#### Work to complete:
Search the records below for the word "this" and show every line where it occurs.
[begin Data rows]
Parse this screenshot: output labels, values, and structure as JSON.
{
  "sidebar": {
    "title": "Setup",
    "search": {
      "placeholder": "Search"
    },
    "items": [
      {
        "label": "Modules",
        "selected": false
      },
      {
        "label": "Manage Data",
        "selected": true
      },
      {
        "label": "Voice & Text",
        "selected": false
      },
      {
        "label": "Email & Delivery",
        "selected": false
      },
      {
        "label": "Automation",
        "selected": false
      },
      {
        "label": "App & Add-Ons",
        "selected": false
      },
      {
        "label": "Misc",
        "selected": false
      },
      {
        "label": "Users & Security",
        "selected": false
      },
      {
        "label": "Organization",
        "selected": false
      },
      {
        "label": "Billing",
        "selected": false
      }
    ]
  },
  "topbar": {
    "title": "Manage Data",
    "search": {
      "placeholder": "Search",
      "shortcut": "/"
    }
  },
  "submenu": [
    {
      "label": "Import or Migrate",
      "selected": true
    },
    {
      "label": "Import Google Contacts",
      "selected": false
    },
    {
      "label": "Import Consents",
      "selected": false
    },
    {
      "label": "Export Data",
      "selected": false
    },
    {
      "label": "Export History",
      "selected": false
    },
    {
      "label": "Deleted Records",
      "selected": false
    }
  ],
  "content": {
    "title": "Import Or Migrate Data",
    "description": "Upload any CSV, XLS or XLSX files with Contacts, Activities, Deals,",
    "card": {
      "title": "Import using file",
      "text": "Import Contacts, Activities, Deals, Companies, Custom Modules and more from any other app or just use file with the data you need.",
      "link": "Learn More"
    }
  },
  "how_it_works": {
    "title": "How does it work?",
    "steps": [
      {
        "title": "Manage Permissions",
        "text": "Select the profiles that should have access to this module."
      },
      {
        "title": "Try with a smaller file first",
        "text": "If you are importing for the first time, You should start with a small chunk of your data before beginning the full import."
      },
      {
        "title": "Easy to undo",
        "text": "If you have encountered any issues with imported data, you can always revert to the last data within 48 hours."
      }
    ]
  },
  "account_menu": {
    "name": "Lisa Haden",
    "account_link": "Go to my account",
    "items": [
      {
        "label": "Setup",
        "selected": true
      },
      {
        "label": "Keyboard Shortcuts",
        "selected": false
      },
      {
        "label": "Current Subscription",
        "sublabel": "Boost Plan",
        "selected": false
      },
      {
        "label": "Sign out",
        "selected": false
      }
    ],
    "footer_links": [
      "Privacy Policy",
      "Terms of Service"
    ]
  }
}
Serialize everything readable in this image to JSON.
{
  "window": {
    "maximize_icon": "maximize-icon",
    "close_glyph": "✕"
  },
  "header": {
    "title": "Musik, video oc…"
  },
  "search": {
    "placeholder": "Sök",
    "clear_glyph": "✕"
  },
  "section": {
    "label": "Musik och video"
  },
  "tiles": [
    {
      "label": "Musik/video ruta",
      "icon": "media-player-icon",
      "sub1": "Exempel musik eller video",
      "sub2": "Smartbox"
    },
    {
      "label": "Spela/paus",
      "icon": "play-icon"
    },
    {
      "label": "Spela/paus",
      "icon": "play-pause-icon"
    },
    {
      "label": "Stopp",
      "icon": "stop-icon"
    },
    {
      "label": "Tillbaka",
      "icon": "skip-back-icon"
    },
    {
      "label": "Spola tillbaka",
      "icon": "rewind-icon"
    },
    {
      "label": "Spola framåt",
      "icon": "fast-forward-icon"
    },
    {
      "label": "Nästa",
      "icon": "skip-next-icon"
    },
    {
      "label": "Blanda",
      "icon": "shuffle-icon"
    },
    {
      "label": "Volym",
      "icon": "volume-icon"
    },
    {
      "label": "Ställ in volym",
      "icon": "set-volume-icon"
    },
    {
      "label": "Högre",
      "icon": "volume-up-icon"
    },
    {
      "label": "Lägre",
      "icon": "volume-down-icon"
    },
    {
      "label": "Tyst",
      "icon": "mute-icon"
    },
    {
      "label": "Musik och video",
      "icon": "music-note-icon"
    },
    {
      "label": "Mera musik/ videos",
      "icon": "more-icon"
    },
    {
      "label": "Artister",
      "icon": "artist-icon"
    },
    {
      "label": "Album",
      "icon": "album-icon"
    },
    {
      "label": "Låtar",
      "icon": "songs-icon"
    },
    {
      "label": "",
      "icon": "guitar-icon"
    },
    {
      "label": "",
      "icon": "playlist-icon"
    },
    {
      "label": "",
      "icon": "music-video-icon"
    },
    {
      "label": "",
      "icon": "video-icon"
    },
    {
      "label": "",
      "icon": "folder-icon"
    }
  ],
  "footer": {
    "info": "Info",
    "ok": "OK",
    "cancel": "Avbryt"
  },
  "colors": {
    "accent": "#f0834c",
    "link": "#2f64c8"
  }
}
[end Data rows]
#### Solution to the exercise:
Parse this screenshot: output labels, values, and structure as JSON.
        "text": "Select the profiles that should have access to this module."
Serialize everything readable in this image to JSON.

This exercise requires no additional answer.